• _What the task requires_: Give every entry again, unchanged, and leave its images out.
╭─ Material shown
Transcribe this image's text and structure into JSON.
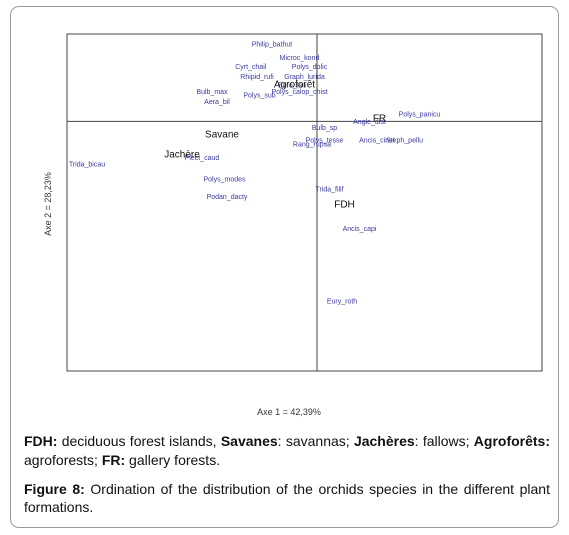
{
  "chart_data": {
    "type": "scatter",
    "title": "",
    "xlabel": "Axe 1 = 42,39%",
    "ylabel": "Axe 2 = 28,23%",
    "xlim": [
      -1.0,
      0.9
    ],
    "ylim": [
      -1.0,
      0.35
    ],
    "grid": false,
    "species": [
      {
        "label": "Philip_bathut",
        "x": -0.18,
        "y": 0.3
      },
      {
        "label": "Microc_kond",
        "x": -0.07,
        "y": 0.245
      },
      {
        "label": "Polys_dolic",
        "x": -0.03,
        "y": 0.21
      },
      {
        "label": "Cyrt_chail",
        "x": -0.265,
        "y": 0.21
      },
      {
        "label": "Rhipid_rufi",
        "x": -0.24,
        "y": 0.17
      },
      {
        "label": "Graph_lurida",
        "x": -0.05,
        "y": 0.17
      },
      {
        "label": "Euro_lan",
        "x": -0.1,
        "y": 0.135
      },
      {
        "label": "Polys_calop_chist",
        "x": -0.07,
        "y": 0.11
      },
      {
        "label": "Bulb_max",
        "x": -0.42,
        "y": 0.11
      },
      {
        "label": "Polys_sub",
        "x": -0.23,
        "y": 0.095
      },
      {
        "label": "Aera_bil",
        "x": -0.4,
        "y": 0.07
      },
      {
        "label": "Polys_panicu",
        "x": 0.41,
        "y": 0.02
      },
      {
        "label": "Angle_dist",
        "x": 0.21,
        "y": -0.01
      },
      {
        "label": "Bulb_sp",
        "x": 0.03,
        "y": -0.035
      },
      {
        "label": "Polys_tesse",
        "x": 0.03,
        "y": -0.085
      },
      {
        "label": "Ancis_cinet",
        "x": 0.24,
        "y": -0.085
      },
      {
        "label": "Steph_pellu",
        "x": 0.35,
        "y": -0.085
      },
      {
        "label": "Rang_rupsa",
        "x": -0.02,
        "y": -0.1
      },
      {
        "label": "Plect_caud",
        "x": -0.46,
        "y": -0.155
      },
      {
        "label": "Trida_bicau",
        "x": -0.92,
        "y": -0.18
      },
      {
        "label": "Polys_modes",
        "x": -0.37,
        "y": -0.24
      },
      {
        "label": "Trida_filif",
        "x": 0.05,
        "y": -0.28
      },
      {
        "label": "Podan_dacty",
        "x": -0.36,
        "y": -0.31
      },
      {
        "label": "Ancis_capi",
        "x": 0.17,
        "y": -0.44
      },
      {
        "label": "Eury_roth",
        "x": 0.1,
        "y": -0.73
      }
    ],
    "formations": [
      {
        "label": "Agroforêt",
        "x": -0.09,
        "y": 0.135
      },
      {
        "label": "FR",
        "x": 0.25,
        "y": 0.0
      },
      {
        "label": "Savane",
        "x": -0.38,
        "y": -0.065
      },
      {
        "label": "Jachère",
        "x": -0.54,
        "y": -0.145
      },
      {
        "label": "FDH",
        "x": 0.11,
        "y": -0.345
      }
    ]
  },
  "legend": {
    "fdh_abbr": "FDH:",
    "fdh_text": " deciduous forest islands, ",
    "sav_abbr": "Savanes",
    "sav_text": ": savannas; ",
    "jac_abbr": "Jachères",
    "jac_text": ": fallows; ",
    "agro_abbr": "Agroforêts:",
    "agro_text": " agroforests; ",
    "fr_abbr": "FR:",
    "fr_text": " gallery forests."
  },
  "caption": {
    "label": "Figure 8:",
    "text": " Ordination of the distribution of the orchids species in the different plant formations."
  },
  "colors": {
    "species": "#3a3a9a",
    "formation": "#111111",
    "axis": "#444444"
  }
}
╰─
• _Exercise answer_:
Transcribe this image's text and structure into JSON.
{
  "chart_data": {
    "type": "scatter",
    "title": "",
    "xlabel": "Axe 1 = 42,39%",
    "ylabel": "Axe 2 = 28,23%",
    "xlim": [
      -1.0,
      0.9
    ],
    "ylim": [
      -1.0,
      0.35
    ],
    "grid": false,
    "species": [
      {
        "label": "Philip_bathut",
        "x": -0.18,
        "y": 0.3
      },
      {
        "label": "Microc_kond",
        "x": -0.07,
        "y": 0.245
      },
      {
        "label": "Polys_dolic",
        "x": -0.03,
        "y": 0.21
      },
      {
        "label": "Cyrt_chail",
        "x": -0.265,
        "y": 0.21
      },
      {
        "label": "Rhipid_rufi",
        "x": -0.24,
        "y": 0.17
      },
      {
        "label": "Graph_lurida",
        "x": -0.05,
        "y": 0.17
      },
      {
        "label": "Euro_lan",
        "x": -0.1,
        "y": 0.135
      },
      {
        "label": "Polys_calop_chist",
        "x": -0.07,
        "y": 0.11
      },
      {
        "label": "Bulb_max",
        "x": -0.42,
        "y": 0.11
      },
      {
        "label": "Polys_sub",
        "x": -0.23,
        "y": 0.095
      },
      {
        "label": "Aera_bil",
        "x": -0.4,
        "y": 0.07
      },
      {
        "label": "Polys_panicu",
        "x": 0.41,
        "y": 0.02
      },
      {
        "label": "Angle_dist",
        "x": 0.21,
        "y": -0.01
      },
      {
        "label": "Bulb_sp",
        "x": 0.03,
        "y": -0.035
      },
      {
        "label": "Polys_tesse",
        "x": 0.03,
        "y": -0.085
      },
      {
        "label": "Ancis_cinet",
        "x": 0.24,
        "y": -0.085
      },
      {
        "label": "Steph_pellu",
        "x": 0.35,
        "y": -0.085
      },
      {
        "label": "Rang_rupsa",
        "x": -0.02,
        "y": -0.1
      },
      {
        "label": "Plect_caud",
        "x": -0.46,
        "y": -0.155
      },
      {
        "label": "Trida_bicau",
        "x": -0.92,
        "y": -0.18
      },
      {
        "label": "Polys_modes",
        "x": -0.37,
        "y": -0.24
      },
      {
        "label": "Trida_filif",
        "x": 0.05,
        "y": -0.28
      },
      {
        "label": "Podan_dacty",
        "x": -0.36,
        "y": -0.31
      },
      {
        "label": "Ancis_capi",
        "x": 0.17,
        "y": -0.44
      },
      {
        "label": "Eury_roth",
        "x": 0.1,
        "y": -0.73
      }
    ],
    "formations": [
      {
        "label": "Agroforêt",
        "x": -0.09,
        "y": 0.135
      },
      {
        "label": "FR",
        "x": 0.25,
        "y": 0.0
      },
      {
        "label": "Savane",
        "x": -0.38,
        "y": -0.065
      },
      {
        "label": "Jachère",
        "x": -0.54,
        "y": -0.145
      },
      {
        "label": "FDH",
        "x": 0.11,
        "y": -0.345
      }
    ]
  },
  "legend": {
    "fdh_abbr": "FDH:",
    "fdh_text": " deciduous forest islands, ",
    "sav_abbr": "Savanes",
    "sav_text": ": savannas; ",
    "jac_abbr": "Jachères",
    "jac_text": ": fallows; ",
    "agro_abbr": "Agroforêts:",
    "agro_text": " agroforests; ",
    "fr_abbr": "FR:",
    "fr_text": " gallery forests."
  },
  "caption": {
    "label": "Figure 8:",
    "text": " Ordination of the distribution of the orchids species in the different plant formations."
  },
  "colors": {
    "species": "#3a3a9a",
    "formation": "#111111",
    "axis": "#444444"
  }
}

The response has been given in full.